Stated exercise: Answer with a single number: the count of lines that include the string "this".

BEGIN Extracted material

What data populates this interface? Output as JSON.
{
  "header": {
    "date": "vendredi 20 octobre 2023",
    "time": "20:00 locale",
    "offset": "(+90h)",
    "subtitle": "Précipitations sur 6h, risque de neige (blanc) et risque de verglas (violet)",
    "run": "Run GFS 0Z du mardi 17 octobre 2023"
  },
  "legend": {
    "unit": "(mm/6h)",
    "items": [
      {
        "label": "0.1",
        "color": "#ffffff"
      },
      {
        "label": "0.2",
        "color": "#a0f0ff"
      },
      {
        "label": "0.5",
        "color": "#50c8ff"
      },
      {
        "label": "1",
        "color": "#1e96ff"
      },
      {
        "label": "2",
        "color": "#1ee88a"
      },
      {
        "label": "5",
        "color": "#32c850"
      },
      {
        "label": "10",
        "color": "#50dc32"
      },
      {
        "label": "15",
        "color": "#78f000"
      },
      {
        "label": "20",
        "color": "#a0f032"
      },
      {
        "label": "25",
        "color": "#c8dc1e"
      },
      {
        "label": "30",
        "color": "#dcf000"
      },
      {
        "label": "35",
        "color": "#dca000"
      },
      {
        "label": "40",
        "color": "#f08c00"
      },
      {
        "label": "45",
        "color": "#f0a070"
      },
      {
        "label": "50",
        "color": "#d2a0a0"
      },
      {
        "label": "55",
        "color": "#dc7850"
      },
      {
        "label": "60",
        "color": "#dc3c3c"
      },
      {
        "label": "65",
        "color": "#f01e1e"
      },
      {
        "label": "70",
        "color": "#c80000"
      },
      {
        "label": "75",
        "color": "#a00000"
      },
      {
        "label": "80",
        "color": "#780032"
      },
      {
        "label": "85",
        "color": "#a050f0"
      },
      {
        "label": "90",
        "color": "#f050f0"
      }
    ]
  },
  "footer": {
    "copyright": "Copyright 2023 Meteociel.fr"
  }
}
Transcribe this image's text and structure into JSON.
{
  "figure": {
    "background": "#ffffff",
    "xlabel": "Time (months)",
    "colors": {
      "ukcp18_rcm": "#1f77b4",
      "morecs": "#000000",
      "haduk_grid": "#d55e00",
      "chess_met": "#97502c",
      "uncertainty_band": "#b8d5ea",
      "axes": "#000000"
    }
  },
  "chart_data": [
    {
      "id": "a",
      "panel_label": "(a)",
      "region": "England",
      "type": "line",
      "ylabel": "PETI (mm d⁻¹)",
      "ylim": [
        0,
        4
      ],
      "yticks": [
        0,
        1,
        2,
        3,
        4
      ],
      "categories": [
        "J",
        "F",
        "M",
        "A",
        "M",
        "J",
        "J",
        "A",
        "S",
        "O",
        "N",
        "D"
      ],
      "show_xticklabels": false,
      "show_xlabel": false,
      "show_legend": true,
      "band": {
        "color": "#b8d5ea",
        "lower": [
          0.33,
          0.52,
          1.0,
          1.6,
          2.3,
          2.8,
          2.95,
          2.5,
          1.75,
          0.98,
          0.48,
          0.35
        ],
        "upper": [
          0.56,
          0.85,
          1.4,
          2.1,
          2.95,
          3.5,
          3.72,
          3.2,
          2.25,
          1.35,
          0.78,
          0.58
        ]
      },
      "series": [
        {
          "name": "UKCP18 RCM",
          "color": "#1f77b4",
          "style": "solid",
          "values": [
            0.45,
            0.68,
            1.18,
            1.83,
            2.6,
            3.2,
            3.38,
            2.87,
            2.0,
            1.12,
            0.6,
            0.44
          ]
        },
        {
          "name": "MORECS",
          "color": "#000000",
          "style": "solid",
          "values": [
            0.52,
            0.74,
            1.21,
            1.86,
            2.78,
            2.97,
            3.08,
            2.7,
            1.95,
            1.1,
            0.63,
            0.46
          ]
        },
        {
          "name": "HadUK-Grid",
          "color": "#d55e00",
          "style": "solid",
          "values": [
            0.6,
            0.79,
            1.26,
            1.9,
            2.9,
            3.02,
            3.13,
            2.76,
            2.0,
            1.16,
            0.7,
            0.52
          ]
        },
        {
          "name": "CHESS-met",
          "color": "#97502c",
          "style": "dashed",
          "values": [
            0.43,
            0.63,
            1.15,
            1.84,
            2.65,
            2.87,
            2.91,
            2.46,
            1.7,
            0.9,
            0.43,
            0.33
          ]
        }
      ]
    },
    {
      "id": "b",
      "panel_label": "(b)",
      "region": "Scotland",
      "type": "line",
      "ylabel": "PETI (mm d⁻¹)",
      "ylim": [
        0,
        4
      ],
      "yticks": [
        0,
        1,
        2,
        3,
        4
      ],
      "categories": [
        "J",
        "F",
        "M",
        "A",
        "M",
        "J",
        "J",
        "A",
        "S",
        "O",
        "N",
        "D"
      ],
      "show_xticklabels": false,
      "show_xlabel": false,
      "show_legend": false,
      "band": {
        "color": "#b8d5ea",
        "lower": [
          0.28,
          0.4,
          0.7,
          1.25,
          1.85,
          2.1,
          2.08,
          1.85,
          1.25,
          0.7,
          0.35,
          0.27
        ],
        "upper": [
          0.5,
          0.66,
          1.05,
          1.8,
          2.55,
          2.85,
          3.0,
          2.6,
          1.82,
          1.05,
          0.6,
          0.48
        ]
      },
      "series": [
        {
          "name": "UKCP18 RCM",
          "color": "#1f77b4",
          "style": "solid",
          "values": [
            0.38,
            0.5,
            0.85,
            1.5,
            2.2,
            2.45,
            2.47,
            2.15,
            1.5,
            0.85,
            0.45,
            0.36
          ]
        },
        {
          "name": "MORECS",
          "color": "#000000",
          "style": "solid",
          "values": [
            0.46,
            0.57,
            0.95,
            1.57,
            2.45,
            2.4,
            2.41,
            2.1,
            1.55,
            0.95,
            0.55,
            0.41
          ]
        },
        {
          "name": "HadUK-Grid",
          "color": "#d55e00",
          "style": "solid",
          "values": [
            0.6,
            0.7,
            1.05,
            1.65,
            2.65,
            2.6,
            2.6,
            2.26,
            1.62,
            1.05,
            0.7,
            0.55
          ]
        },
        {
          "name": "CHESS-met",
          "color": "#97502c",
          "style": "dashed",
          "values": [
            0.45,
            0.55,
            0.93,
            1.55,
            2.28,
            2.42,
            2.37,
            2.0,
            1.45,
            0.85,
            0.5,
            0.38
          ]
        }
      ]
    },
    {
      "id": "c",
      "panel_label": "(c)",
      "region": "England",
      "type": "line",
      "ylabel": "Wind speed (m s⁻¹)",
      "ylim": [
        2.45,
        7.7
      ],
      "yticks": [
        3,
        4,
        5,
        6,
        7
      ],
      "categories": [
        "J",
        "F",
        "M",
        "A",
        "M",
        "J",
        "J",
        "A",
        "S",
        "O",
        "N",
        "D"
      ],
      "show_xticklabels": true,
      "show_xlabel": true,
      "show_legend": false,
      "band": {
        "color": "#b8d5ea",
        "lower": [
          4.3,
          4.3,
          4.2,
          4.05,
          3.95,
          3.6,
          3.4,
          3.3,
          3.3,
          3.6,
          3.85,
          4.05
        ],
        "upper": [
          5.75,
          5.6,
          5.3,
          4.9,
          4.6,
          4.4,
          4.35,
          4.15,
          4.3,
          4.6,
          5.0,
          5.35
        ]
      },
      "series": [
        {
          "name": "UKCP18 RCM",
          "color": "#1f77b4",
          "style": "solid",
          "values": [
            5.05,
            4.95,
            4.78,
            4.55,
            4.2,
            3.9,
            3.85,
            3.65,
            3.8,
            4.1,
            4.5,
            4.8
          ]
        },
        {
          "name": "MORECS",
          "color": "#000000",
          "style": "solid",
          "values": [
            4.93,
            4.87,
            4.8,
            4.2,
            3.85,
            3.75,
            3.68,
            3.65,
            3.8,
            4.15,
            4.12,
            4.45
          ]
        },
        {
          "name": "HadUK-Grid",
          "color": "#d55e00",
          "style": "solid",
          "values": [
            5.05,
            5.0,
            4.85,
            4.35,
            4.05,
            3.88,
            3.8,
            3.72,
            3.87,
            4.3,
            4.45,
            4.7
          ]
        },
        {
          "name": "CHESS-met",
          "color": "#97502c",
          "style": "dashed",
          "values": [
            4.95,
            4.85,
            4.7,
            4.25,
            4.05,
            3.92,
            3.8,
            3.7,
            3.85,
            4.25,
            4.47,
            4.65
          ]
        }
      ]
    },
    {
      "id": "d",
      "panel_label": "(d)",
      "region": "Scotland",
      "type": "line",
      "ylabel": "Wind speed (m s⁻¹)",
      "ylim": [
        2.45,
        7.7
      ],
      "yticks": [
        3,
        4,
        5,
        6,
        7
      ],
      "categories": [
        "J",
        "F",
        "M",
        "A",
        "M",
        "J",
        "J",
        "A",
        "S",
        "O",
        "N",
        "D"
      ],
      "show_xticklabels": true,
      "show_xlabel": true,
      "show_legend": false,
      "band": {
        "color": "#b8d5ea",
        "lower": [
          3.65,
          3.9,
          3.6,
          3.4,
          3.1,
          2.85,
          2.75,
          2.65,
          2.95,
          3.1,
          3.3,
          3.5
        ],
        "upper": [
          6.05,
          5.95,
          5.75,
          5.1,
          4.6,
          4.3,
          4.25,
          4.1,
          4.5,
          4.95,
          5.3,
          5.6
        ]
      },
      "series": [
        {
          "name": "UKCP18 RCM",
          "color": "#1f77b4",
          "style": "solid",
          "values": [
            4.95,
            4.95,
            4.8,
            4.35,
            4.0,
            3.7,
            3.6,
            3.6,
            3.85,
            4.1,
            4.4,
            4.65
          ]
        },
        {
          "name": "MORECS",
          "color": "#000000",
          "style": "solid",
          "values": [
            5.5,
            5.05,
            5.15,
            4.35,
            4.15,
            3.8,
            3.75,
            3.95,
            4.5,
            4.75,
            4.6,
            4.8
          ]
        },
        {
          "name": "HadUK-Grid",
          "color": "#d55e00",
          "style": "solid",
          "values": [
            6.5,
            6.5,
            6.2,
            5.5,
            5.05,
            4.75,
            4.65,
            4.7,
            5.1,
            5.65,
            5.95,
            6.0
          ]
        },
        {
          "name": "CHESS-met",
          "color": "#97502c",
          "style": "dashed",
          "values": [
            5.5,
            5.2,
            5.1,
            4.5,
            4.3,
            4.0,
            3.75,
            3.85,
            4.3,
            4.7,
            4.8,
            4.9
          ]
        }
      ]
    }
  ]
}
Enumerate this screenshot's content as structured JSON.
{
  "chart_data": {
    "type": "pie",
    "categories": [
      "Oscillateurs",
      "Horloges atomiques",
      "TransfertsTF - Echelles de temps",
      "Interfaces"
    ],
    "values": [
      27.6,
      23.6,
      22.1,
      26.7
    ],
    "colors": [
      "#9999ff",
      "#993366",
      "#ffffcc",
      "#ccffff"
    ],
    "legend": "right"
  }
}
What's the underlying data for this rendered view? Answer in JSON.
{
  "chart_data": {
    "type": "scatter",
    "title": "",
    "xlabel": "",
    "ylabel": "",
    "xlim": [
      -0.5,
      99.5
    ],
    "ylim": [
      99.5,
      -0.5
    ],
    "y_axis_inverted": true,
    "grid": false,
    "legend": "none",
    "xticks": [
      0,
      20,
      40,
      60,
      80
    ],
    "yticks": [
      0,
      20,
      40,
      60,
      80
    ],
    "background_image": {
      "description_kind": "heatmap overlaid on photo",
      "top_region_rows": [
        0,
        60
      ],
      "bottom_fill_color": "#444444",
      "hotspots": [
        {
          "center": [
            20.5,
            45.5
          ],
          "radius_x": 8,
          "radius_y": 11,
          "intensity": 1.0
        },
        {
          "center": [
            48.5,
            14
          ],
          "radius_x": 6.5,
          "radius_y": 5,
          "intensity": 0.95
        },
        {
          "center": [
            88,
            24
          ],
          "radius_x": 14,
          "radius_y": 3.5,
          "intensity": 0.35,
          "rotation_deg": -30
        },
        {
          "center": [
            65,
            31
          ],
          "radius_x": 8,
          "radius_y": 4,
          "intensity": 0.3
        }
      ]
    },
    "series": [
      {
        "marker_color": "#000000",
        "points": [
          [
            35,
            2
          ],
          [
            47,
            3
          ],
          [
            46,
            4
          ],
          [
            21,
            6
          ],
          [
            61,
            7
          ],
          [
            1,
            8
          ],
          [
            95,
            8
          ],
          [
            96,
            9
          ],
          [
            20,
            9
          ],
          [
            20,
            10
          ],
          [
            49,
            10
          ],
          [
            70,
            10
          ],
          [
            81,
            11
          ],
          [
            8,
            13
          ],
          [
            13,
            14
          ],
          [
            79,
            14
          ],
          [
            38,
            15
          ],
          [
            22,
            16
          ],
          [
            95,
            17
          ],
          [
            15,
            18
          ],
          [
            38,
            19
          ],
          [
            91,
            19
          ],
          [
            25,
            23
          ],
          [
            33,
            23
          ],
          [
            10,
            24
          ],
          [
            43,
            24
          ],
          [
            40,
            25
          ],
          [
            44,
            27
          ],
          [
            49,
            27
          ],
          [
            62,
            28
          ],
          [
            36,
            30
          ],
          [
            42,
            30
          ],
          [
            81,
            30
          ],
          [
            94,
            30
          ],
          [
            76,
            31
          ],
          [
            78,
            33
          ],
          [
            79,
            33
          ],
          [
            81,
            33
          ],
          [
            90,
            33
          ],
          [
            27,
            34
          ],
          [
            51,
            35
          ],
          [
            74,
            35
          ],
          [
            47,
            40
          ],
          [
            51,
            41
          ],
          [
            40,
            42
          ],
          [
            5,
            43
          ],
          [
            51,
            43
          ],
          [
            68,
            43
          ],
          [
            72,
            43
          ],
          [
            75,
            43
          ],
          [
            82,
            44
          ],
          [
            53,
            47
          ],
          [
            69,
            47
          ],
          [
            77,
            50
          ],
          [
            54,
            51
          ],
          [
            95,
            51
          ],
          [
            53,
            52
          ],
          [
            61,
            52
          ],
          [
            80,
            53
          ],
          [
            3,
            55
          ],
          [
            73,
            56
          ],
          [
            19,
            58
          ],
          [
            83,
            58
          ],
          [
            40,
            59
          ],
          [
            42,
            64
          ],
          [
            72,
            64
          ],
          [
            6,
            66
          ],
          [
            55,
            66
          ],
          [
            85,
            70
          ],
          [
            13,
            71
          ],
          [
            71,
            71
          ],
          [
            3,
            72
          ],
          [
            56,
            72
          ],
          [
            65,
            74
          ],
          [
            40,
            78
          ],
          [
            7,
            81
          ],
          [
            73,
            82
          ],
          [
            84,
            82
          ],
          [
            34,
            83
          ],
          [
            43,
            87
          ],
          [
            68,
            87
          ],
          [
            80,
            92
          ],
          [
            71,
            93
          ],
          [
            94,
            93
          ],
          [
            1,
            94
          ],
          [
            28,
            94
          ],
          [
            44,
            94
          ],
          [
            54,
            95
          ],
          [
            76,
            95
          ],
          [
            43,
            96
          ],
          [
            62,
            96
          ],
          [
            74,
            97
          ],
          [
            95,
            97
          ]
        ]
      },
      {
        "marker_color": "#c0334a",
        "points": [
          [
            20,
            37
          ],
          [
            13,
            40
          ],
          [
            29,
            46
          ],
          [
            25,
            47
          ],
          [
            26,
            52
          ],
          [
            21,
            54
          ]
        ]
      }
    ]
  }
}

END Extracted material

The output: 4